Le découpage des grandes propriétés foncières n'est pas linéaire : au
fil des donations les terres sont extrêmement morcelées et dispersées
sur de grandes distances et la zone sur laquelle la châtellenie exerce
sa protection est trouée d'enclaves autonomes, que le seigneur prétend
soumettre aux mêmes redevances et la même justice que ses manants.
Dès
lors, la revendication du droit de ban et de justice sur les terres
d'Église ou de propriétaires laïcs dont les biens et les revenus sont
menacés, entraîne un fort mécontentement. De plus les seigneurs
n'hésitent pas à user de violence, intimident ou maltraitent les paysans
ou se livrent au pillage, ce qui ne manque pas d'accroître le
mécontentement de la population.
Les
principales sources sur ces changements sont ecclésiastiques et doivent
être analysées avec prudence. En effet, les nombreuses exactions
dénoncées par les clercs, comme les brigandages, ne sont pas forcément
des actes de violence directe : les châtelains essayent d'imposer des
taxes aux habitants des terres d'Église, ce qui réduit les revenus de
ces religieux. Ces « brigands » sont bien souvent des spoliateurs de
l'Église en ce sens qu'ils contestent ou rejettent les droits des
églises sur les terres dont ils sont les héritiers. Les adversaires de
l'Église sont des puissances laïques que l'autorité politique ne
parvient pas seule à réprimer. Les couvents et les églises subissent
souvent les pressions de descendants des donateurs qui cherchent à
récupérer les biens patrimoniaux dont ils auraient dû hériter. L'Église
prend donc sa propre défense, ce qui est révélateur du glissement de
l'autorité dans sa direction et de l'affaiblissement de l'État. L'Église
représente la seule force morale, le seul frein à la violence des
seigneurs et des chevaliers.

-- ENTRÉES DE DONNÉES --
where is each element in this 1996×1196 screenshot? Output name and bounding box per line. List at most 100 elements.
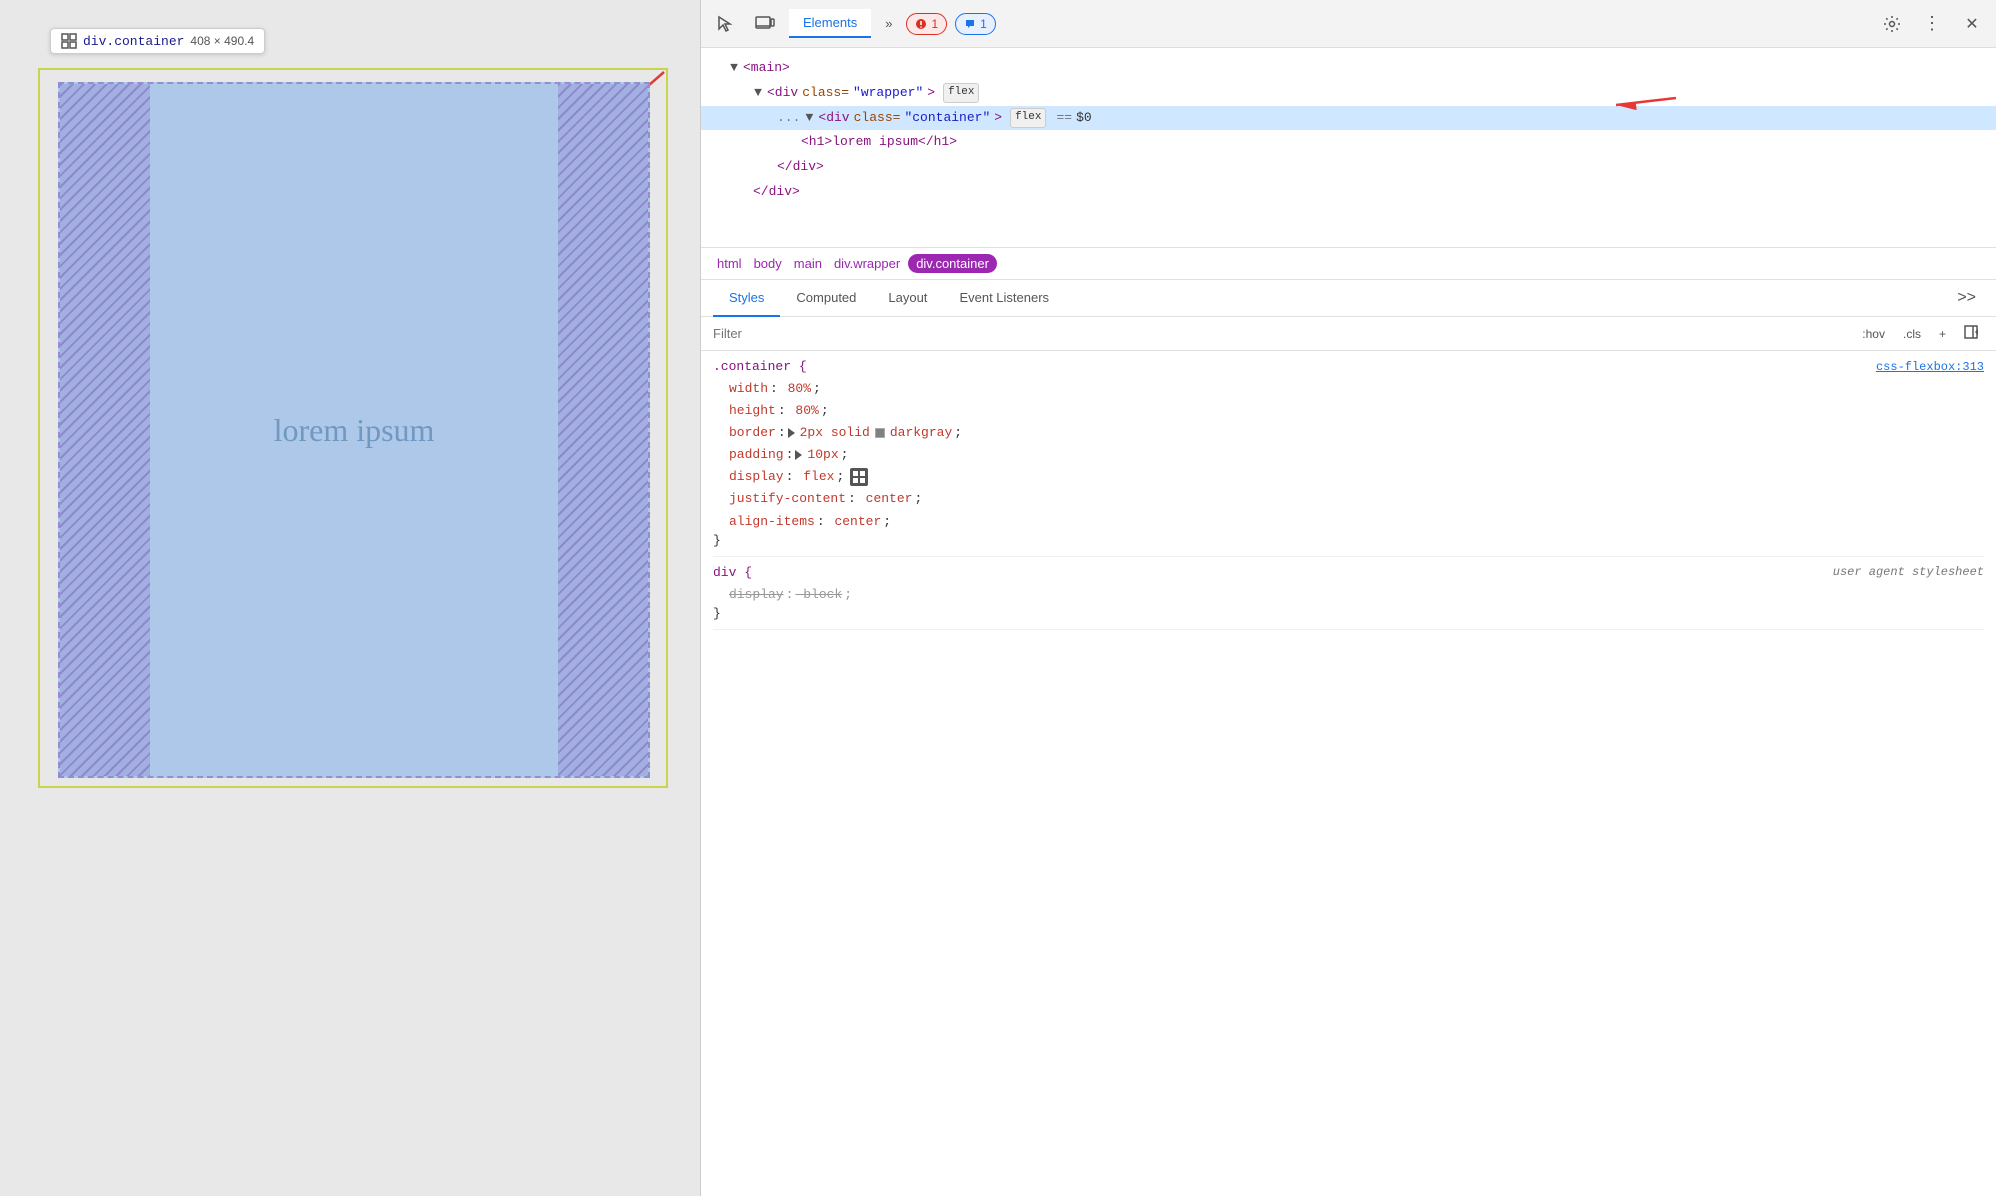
container-rule: .container { css-flexbox:313 width : 80%… bbox=[713, 351, 1984, 557]
div-source: user agent stylesheet bbox=[1833, 565, 1984, 579]
more-options-button[interactable]: ⋮ bbox=[1916, 8, 1948, 40]
css-colon-5: : bbox=[786, 466, 794, 488]
dom-tree: ▼ <main> ▼ <div class= "wrapper" > flex … bbox=[701, 48, 1996, 248]
dom-attr-value-container: "container" bbox=[904, 108, 990, 129]
div-selector: div { user agent stylesheet bbox=[713, 565, 1984, 580]
elements-tab-button[interactable]: Elements bbox=[789, 9, 871, 38]
dom-tag-wrapper-open: <div bbox=[767, 83, 798, 104]
breadcrumb-container[interactable]: div.container bbox=[908, 254, 997, 273]
padding-triangle[interactable] bbox=[795, 450, 802, 460]
dom-row-close-container[interactable]: </div> bbox=[701, 155, 1996, 180]
div-rule-body: display : block ; bbox=[713, 584, 1984, 606]
css-display-ua-prop: display bbox=[729, 584, 784, 606]
css-colon-4: : bbox=[786, 444, 794, 466]
darkgray-swatch[interactable] bbox=[875, 428, 885, 438]
filter-input[interactable] bbox=[713, 326, 1848, 341]
dom-tag-main: <main> bbox=[743, 58, 790, 79]
dom-row-close-wrapper[interactable]: </div> bbox=[701, 180, 1996, 205]
dom-attr-class-wrapper: class= bbox=[802, 83, 849, 104]
chat-badge: 1 bbox=[955, 13, 996, 35]
breadcrumb-bar: html body main div.wrapper div.container bbox=[701, 248, 1996, 280]
device-tool-button[interactable] bbox=[749, 8, 781, 40]
div-ua-rule: div { user agent stylesheet display : bl… bbox=[713, 557, 1984, 630]
css-colon-1: : bbox=[770, 378, 778, 400]
triangle-wrapper: ▼ bbox=[753, 83, 763, 104]
triangle-main: ▼ bbox=[729, 58, 739, 79]
flex-grid-icon[interactable] bbox=[850, 468, 868, 486]
breadcrumb-wrapper[interactable]: div.wrapper bbox=[830, 254, 904, 273]
dom-tag-container-close: > bbox=[994, 108, 1002, 129]
css-border-line: border : 2px solid darkgray ; bbox=[729, 422, 1984, 444]
dom-attr-class-container: class= bbox=[854, 108, 901, 129]
css-colon-ua: : bbox=[786, 584, 794, 606]
dom-row-wrapper[interactable]: ▼ <div class= "wrapper" > flex bbox=[701, 81, 1996, 106]
breadcrumb-html[interactable]: html bbox=[713, 254, 746, 273]
tab-computed[interactable]: Computed bbox=[780, 280, 872, 317]
container-source[interactable]: css-flexbox:313 bbox=[1876, 360, 1984, 374]
css-semi-3: ; bbox=[954, 422, 962, 444]
css-align-prop: align-items bbox=[729, 511, 815, 533]
css-padding-value: 10px bbox=[807, 444, 838, 466]
dom-tag-close-container: </div> bbox=[777, 157, 824, 178]
css-semi-ua: ; bbox=[844, 584, 852, 606]
container-rule-close: } bbox=[713, 533, 1984, 548]
css-border-color: darkgray bbox=[890, 422, 952, 444]
tab-layout[interactable]: Layout bbox=[872, 280, 943, 317]
toggle-sidebar-button[interactable] bbox=[1958, 323, 1984, 344]
tab-more[interactable]: >> bbox=[1949, 281, 1984, 315]
dom-row-h1[interactable]: <h1>lorem ipsum</h1> bbox=[701, 130, 1996, 155]
triangle-container: ▼ bbox=[804, 108, 814, 129]
dom-row-container[interactable]: ... ▼ <div class= "container" > flex == … bbox=[701, 106, 1996, 131]
tab-event-listeners[interactable]: Event Listeners bbox=[943, 280, 1065, 317]
element-icon bbox=[61, 33, 77, 49]
red-arrow-2 bbox=[1596, 93, 1696, 143]
device-icon bbox=[755, 15, 775, 33]
styles-content: .container { css-flexbox:313 width : 80%… bbox=[701, 351, 1996, 1196]
css-justify-value: center bbox=[858, 488, 913, 510]
dom-row-main[interactable]: ▼ <main> bbox=[701, 56, 1996, 81]
flex-badge-container: flex bbox=[1010, 108, 1046, 128]
error-icon bbox=[915, 18, 927, 30]
css-semi-7: ; bbox=[883, 511, 891, 533]
css-width-prop: width bbox=[729, 378, 768, 400]
tab-styles[interactable]: Styles bbox=[713, 280, 780, 317]
css-semi-4: ; bbox=[841, 444, 849, 466]
border-triangle[interactable] bbox=[788, 428, 795, 438]
element-tooltip: div.container 408 × 490.4 bbox=[50, 28, 265, 54]
tabs-row: Styles Computed Layout Event Listeners >… bbox=[701, 280, 1996, 317]
dom-tag-wrapper-close: > bbox=[927, 83, 935, 104]
devtools-toolbar: Elements » 1 1 ⋮ ✕ bbox=[701, 0, 1996, 48]
breadcrumb-main[interactable]: main bbox=[790, 254, 826, 273]
css-colon-3: : bbox=[778, 422, 786, 444]
settings-button[interactable] bbox=[1876, 8, 1908, 40]
gear-icon bbox=[1883, 15, 1901, 33]
css-semi-2: ; bbox=[821, 400, 829, 422]
dom-tag-container-open: <div bbox=[818, 108, 849, 129]
dom-dots-container: ... bbox=[777, 108, 800, 129]
css-justify-prop: justify-content bbox=[729, 488, 846, 510]
css-colon-7: : bbox=[817, 511, 825, 533]
css-padding-line: padding : 10px ; bbox=[729, 444, 1984, 466]
div-rule-close: } bbox=[713, 606, 1984, 621]
breadcrumb-body[interactable]: body bbox=[750, 254, 786, 273]
css-display-ua-value: block bbox=[795, 584, 842, 606]
add-style-button[interactable]: + bbox=[1933, 325, 1952, 343]
filter-row: :hov .cls + bbox=[701, 317, 1996, 351]
error-count: 1 bbox=[931, 17, 938, 31]
css-border-value: 2px solid bbox=[800, 422, 870, 444]
cursor-tool-button[interactable] bbox=[709, 8, 741, 40]
css-height-prop: height bbox=[729, 400, 776, 422]
hov-button[interactable]: :hov bbox=[1856, 325, 1891, 343]
toggle-sidebar-icon bbox=[1964, 325, 1978, 339]
cursor-icon bbox=[716, 15, 734, 33]
css-semi-6: ; bbox=[914, 488, 922, 510]
css-colon-6: : bbox=[848, 488, 856, 510]
css-width-line: width : 80% ; bbox=[729, 378, 1984, 400]
css-display-line: display : flex ; bbox=[729, 466, 1984, 488]
css-semi-5: ; bbox=[836, 466, 844, 488]
cls-button[interactable]: .cls bbox=[1897, 325, 1927, 343]
flex-badge-wrapper: flex bbox=[943, 83, 979, 103]
padding-left bbox=[60, 84, 150, 776]
close-devtools-button[interactable]: ✕ bbox=[1956, 8, 1988, 40]
more-tabs-button[interactable]: » bbox=[879, 12, 898, 35]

-- PETIT EXERCICE --
Retapez en entier le texte ci-dessus sur les seigneurs et l'Église, sans rien y changer.

-- RÉPONSE RÉDIGÉE --
Le découpage des grandes propriétés foncières n'est pas linéaire : au
fil des donations les terres sont extrêmement morcelées et dispersées
sur de grandes distances et la zone sur laquelle la châtellenie exerce
sa protection est trouée d'enclaves autonomes, que le seigneur prétend
soumettre aux mêmes redevances et la même justice que ses manants.
Dès
lors, la revendication du droit de ban et de justice sur les terres
d'Église ou de propriétaires laïcs dont les biens et les revenus sont
menacés, entraîne un fort mécontentement. De plus les seigneurs
n'hésitent pas à user de violence, intimident ou maltraitent les paysans
ou se livrent au pillage, ce qui ne manque pas d'accroître le
mécontentement de la population.
Les
principales sources sur ces changements sont ecclésiastiques et doivent
être analysées avec prudence. En effet, les nombreuses exactions
dénoncées par les clercs, comme les brigandages, ne sont pas forcément
des actes de violence directe : les châtelains essayent d'imposer des
taxes aux habitants des terres d'Église, ce qui réduit les revenus de
ces religieux. Ces « brigands » sont bien souvent des spoliateurs de
l'Église en ce sens qu'ils contestent ou rejettent les droits des
églises sur les terres dont ils sont les héritiers. Les adversaires de
l'Église sont des puissances laïques que l'autorité politique ne
parvient pas seule à réprimer. Les couvents et les églises subissent
souvent les pressions de descendants des donateurs qui cherchent à
récupérer les biens patrimoniaux dont ils auraient dû hériter. L'Église
prend donc sa propre défense, ce qui est révélateur du glissement de
l'autorité dans sa direction et de l'affaiblissement de l'État. L'Église
représente la seule force morale, le seul frein à la violence des
seigneurs et des chevaliers.